--- START SUPPLIED MATERIAL ---

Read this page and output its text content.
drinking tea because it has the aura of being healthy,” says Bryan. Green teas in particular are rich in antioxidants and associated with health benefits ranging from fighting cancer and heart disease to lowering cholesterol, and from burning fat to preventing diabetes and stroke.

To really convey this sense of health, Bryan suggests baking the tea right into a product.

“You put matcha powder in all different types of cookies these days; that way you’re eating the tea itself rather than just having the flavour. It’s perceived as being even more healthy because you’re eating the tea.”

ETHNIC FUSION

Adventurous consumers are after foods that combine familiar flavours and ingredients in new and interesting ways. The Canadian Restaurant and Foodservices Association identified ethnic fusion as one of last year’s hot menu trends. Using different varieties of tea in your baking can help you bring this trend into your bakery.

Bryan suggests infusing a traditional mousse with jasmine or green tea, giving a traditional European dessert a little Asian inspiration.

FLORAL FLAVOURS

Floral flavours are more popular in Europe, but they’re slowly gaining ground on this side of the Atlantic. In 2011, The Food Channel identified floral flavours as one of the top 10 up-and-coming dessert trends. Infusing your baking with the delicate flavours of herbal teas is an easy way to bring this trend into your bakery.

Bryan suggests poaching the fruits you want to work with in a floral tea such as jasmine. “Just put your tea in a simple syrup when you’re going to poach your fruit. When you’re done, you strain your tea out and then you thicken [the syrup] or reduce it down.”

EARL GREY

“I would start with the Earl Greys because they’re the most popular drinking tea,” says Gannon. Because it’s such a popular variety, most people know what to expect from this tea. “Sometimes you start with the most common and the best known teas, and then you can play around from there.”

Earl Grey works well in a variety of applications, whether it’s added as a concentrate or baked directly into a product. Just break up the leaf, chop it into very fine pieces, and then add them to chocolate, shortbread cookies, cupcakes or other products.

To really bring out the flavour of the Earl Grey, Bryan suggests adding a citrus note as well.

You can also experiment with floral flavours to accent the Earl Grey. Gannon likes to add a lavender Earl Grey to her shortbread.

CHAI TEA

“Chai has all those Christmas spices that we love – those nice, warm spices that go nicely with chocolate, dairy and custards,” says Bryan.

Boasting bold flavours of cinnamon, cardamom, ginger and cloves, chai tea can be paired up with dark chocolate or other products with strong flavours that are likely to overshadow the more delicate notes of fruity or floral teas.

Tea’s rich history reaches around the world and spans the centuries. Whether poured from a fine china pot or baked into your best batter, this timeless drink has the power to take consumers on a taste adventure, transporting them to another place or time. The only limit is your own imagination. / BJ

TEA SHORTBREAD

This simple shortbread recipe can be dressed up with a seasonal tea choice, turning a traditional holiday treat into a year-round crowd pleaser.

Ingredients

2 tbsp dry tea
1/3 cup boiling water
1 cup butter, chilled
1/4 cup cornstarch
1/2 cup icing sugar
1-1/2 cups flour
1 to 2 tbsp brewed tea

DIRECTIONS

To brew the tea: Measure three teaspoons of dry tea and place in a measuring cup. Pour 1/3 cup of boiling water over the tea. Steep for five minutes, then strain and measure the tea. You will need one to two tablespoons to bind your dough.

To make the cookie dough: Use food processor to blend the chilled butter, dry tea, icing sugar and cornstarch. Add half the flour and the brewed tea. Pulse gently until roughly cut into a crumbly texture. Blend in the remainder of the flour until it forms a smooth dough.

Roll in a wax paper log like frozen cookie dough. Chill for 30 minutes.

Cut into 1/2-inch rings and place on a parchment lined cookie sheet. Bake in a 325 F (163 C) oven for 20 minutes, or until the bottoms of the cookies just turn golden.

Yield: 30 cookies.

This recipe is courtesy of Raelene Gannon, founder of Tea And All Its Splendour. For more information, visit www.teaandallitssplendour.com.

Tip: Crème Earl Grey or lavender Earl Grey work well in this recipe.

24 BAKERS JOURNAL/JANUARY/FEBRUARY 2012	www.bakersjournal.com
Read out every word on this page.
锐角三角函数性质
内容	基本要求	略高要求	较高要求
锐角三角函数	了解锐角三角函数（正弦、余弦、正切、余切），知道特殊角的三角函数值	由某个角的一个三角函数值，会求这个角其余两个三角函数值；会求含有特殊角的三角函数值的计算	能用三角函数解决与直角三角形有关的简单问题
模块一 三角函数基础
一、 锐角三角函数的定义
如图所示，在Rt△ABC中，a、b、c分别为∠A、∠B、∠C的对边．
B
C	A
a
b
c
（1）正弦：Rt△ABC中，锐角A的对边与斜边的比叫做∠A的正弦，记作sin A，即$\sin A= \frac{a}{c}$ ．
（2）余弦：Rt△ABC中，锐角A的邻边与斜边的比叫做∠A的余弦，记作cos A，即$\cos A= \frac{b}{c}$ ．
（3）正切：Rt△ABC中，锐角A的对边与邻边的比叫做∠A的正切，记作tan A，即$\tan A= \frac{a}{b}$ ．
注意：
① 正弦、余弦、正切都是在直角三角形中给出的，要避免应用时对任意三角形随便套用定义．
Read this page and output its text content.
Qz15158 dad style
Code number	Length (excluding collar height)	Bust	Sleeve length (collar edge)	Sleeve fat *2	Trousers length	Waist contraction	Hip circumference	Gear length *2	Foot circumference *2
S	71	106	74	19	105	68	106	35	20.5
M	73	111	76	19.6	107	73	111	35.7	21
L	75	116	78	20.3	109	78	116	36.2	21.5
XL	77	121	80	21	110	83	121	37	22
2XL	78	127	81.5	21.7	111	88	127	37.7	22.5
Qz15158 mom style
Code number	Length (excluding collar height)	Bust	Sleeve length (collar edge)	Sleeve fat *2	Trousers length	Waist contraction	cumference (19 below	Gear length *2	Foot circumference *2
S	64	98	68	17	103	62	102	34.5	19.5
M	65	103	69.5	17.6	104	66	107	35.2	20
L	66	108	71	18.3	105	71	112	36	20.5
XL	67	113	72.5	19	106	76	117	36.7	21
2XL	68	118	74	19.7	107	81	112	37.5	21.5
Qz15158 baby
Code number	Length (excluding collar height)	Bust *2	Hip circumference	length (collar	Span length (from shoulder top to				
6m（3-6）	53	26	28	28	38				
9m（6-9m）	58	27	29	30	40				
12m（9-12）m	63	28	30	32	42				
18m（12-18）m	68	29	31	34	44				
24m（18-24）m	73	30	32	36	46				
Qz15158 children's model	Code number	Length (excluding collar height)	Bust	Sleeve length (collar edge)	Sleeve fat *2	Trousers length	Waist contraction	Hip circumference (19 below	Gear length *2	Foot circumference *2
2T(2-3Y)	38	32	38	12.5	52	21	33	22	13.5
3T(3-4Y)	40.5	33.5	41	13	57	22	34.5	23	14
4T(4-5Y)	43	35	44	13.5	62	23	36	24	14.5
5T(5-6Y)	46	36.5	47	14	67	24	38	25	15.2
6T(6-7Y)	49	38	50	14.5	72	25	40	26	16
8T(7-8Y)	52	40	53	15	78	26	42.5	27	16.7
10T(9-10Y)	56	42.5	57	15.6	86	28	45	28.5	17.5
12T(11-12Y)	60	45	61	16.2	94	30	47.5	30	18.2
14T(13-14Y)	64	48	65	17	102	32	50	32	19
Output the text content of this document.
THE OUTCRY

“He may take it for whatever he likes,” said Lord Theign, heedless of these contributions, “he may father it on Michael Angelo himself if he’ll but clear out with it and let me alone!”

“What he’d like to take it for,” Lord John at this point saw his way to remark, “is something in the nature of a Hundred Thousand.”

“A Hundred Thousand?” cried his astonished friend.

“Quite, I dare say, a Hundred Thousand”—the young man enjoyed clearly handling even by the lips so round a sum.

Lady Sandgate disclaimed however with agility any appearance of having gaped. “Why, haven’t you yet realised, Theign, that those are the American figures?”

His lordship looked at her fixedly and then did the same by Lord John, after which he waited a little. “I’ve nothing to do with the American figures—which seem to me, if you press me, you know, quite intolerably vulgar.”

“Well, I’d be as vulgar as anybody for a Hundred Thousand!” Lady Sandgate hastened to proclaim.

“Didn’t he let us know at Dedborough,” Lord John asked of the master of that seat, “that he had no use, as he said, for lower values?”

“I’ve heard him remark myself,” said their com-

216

--- END SUPPLIED MATERIAL ---

■ TASK
Which lines include the word "Lady"? List them all.

■ SOLUTION FOR THIS PROBLEM
Lady Sandgate disclaimed however with agility any appearance of having gaped. “Why, haven’t you yet realised, Theign, that those are the American figures?”
“Well, I’d be as vulgar as anybody for a Hundred Thousand!” Lady Sandgate hastened to proclaim.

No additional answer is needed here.